-- start INPUT DATA --

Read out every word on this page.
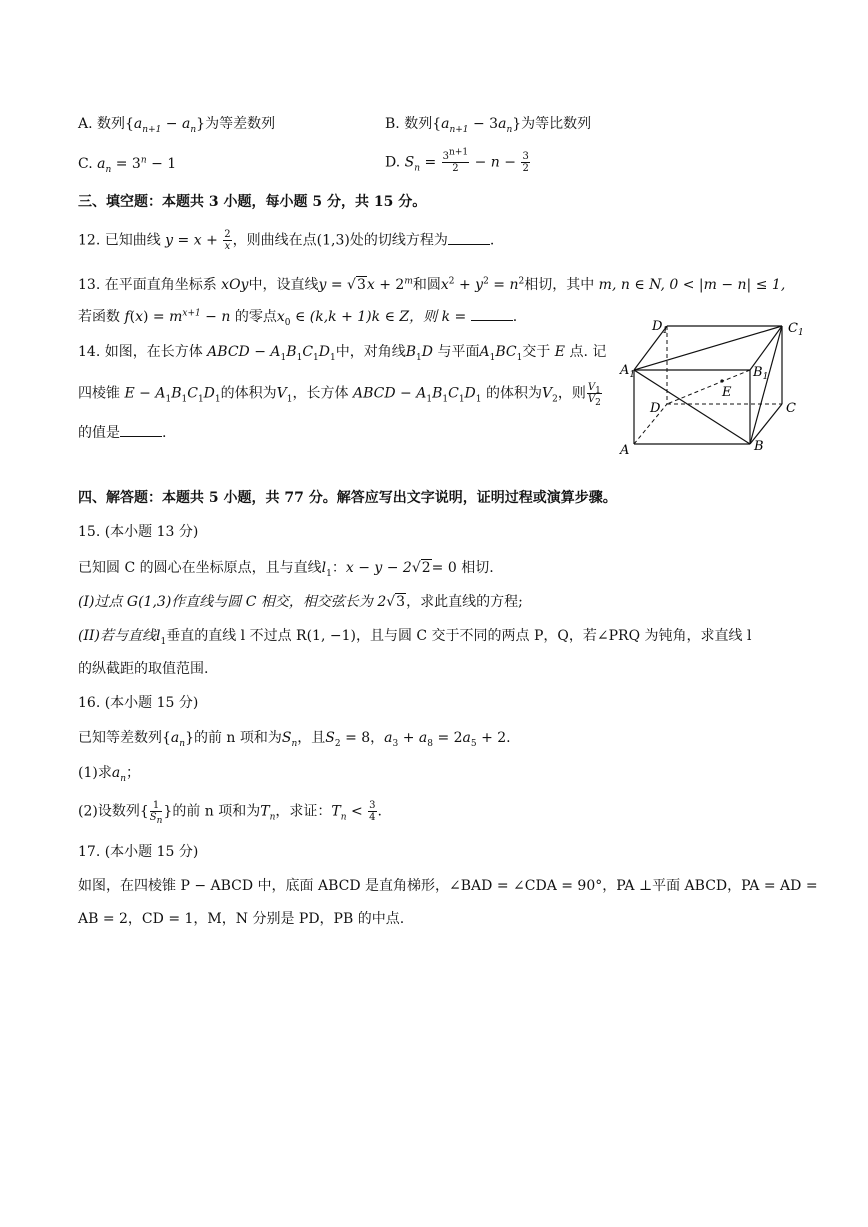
A. 数列$\{a_{n+1} - a_n\}$为等差数列	B. 数列$\{a_{n+1} - 3a_n\}$为等比数列
C. $a_n = 3^n - 1$	D. $S_n = \frac{3^{n+1}}{2} - n - \frac{3}{2}$
三、填空题：本题共 3 小题，每小题 5 分，共 15 分。
12. 已知曲线 $y = x + \frac{2}{x}$ ，则曲线在点(1,3)处的切线方程为	.
13. 在平面直角坐标系 xOy中，设直线$y = √3x + 2^m$和圆$x^2 + y^2 = n^2$相切，其中 m, n ∈ N, 0 < |m − n| ≤ 1,
若函数 $f(x) = m^{x+1} - n$ 的零点$x_0$ ∈ (k,k + 1)k ∈ Z，则 k =	.
14. 如图，在长方体 ABCD − $A_1B_1C_1D_1$中，对角线$B_1D$ 与平面$A_1BC_1$交于 E 点. 记
四棱锥 $E - A_1B_1C_1D_1$的体积为$V_1$，长方体 ABCD − $A_1B_1C_1D_1$ 的体积为$V_2$，则 $\frac{V_1}{V_2}$
的值是	.
$D_1$	$C_1$
$A_1$	$B_1$
E
D	C
A	B
四、解答题：本题共 5 小题，共 77 分。解答应写出文字说明，证明过程或演算步骤。
15. (本小题 13 分)
已知圆 C 的圆心在坐标原点，且与直线$l_1$：x − y − 2√2= 0 相切.
(I)过点 G(1,3)作直线与圆 C 相交，相交弦长为 2√3，求此直线的方程;
(II)若与直线$l_1$垂直的直线 l 不过点 R(1, −1)，且与圆 C 交于不同的两点 P，Q，若∠PRQ 为钝角，求直线 l
的纵截距的取值范围.
16. (本小题 15 分)
已知等差数列$\{a_n\}$的前 n 项和为$S_n$，且$S_2 = 8$，$a_3 + a_8 = 2a_5 + 2$.
(1)求$a_n$；
(2)设数列{ $\frac{1}{S_n}$ }的前 n 项和为$T_n$，求证：$T_n < \frac{3}{4}$ .
17. (本小题 15 分)
如图，在四棱锥 P − ABCD 中，底面 ABCD 是直角梯形，∠BAD = ∠CDA = 90°，PA ⊥平面 ABCD，PA = AD =
AB = 2，CD = 1，M，N 分别是 PD，PB 的中点.
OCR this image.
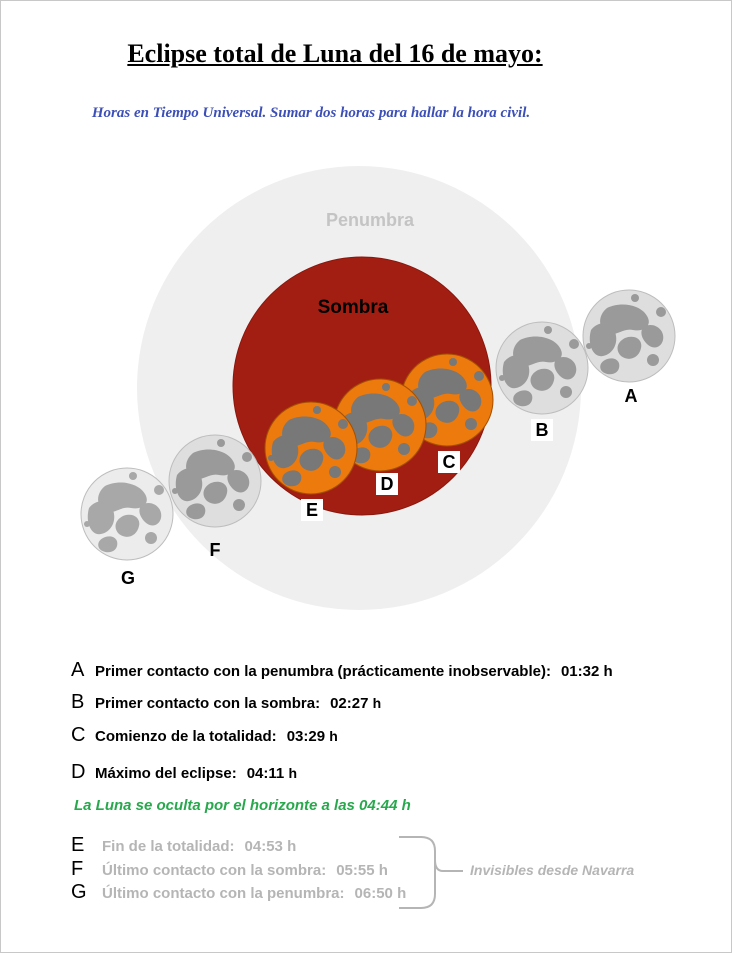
Eclipse total de Luna del 16 de mayo:
Horas en Tiempo Universal. Sumar dos horas para hallar la hora civil.
Penumbra
Sombra
A
B
C
D
E
F
G
A Primer contacto con la penumbra (prácticamente inobservable): 01:32 h
B Primer contacto con la sombra: 02:27 h
C Comienzo de la totalidad: 03:29 h
D Máximo del eclipse: 04:11 h
La Luna se oculta por el horizonte a las 04:44 h
E Fin de la totalidad: 04:53 h
F Último contacto con la sombra: 05:55 h
G Último contacto con la penumbra: 06:50 h
Invisibles desde Navarra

-- end INPUT DATA --

# [TASK OBJECTIVE]
Quote the preceding listing precisely and completely, omitting its images.

# [EXERCISE OUTPUT]
Read out every word on this page.
A. 数列$\{a_{n+1} - a_n\}$为等差数列	B. 数列$\{a_{n+1} - 3a_n\}$为等比数列
C. $a_n = 3^n - 1$	D. $S_n = \frac{3^{n+1}}{2} - n - \frac{3}{2}$
三、填空题：本题共 3 小题，每小题 5 分，共 15 分。
12. 已知曲线 $y = x + \frac{2}{x}$ ，则曲线在点(1,3)处的切线方程为	.
13. 在平面直角坐标系 xOy中，设直线$y = √3x + 2^m$和圆$x^2 + y^2 = n^2$相切，其中 m, n ∈ N, 0 < |m − n| ≤ 1,
若函数 $f(x) = m^{x+1} - n$ 的零点$x_0$ ∈ (k,k + 1)k ∈ Z，则 k =	.
14. 如图，在长方体 ABCD − $A_1B_1C_1D_1$中，对角线$B_1D$ 与平面$A_1BC_1$交于 E 点. 记
四棱锥 $E - A_1B_1C_1D_1$的体积为$V_1$，长方体 ABCD − $A_1B_1C_1D_1$ 的体积为$V_2$，则 $\frac{V_1}{V_2}$
的值是	.
$D_1$	$C_1$
$A_1$	$B_1$
E
D	C
A	B
四、解答题：本题共 5 小题，共 77 分。解答应写出文字说明，证明过程或演算步骤。
15. (本小题 13 分)
已知圆 C 的圆心在坐标原点，且与直线$l_1$：x − y − 2√2= 0 相切.
(I)过点 G(1,3)作直线与圆 C 相交，相交弦长为 2√3，求此直线的方程;
(II)若与直线$l_1$垂直的直线 l 不过点 R(1, −1)，且与圆 C 交于不同的两点 P，Q，若∠PRQ 为钝角，求直线 l
的纵截距的取值范围.
16. (本小题 15 分)
已知等差数列$\{a_n\}$的前 n 项和为$S_n$，且$S_2 = 8$，$a_3 + a_8 = 2a_5 + 2$.
(1)求$a_n$；
(2)设数列{ $\frac{1}{S_n}$ }的前 n 项和为$T_n$，求证：$T_n < \frac{3}{4}$ .
17. (本小题 15 分)
如图，在四棱锥 P − ABCD 中，底面 ABCD 是直角梯形，∠BAD = ∠CDA = 90°，PA ⊥平面 ABCD，PA = AD =
AB = 2，CD = 1，M，N 分别是 PD，PB 的中点.
OCR this image.
Eclipse total de Luna del 16 de mayo:
Horas en Tiempo Universal. Sumar dos horas para hallar la hora civil.
Penumbra
Sombra
A
B
C
D
E
F
G
A Primer contacto con la penumbra (prácticamente inobservable): 01:32 h
B Primer contacto con la sombra: 02:27 h
C Comienzo de la totalidad: 03:29 h
D Máximo del eclipse: 04:11 h
La Luna se oculta por el horizonte a las 04:44 h
E Fin de la totalidad: 04:53 h
F Último contacto con la sombra: 05:55 h
G Último contacto con la penumbra: 06:50 h
Invisibles desde Navarra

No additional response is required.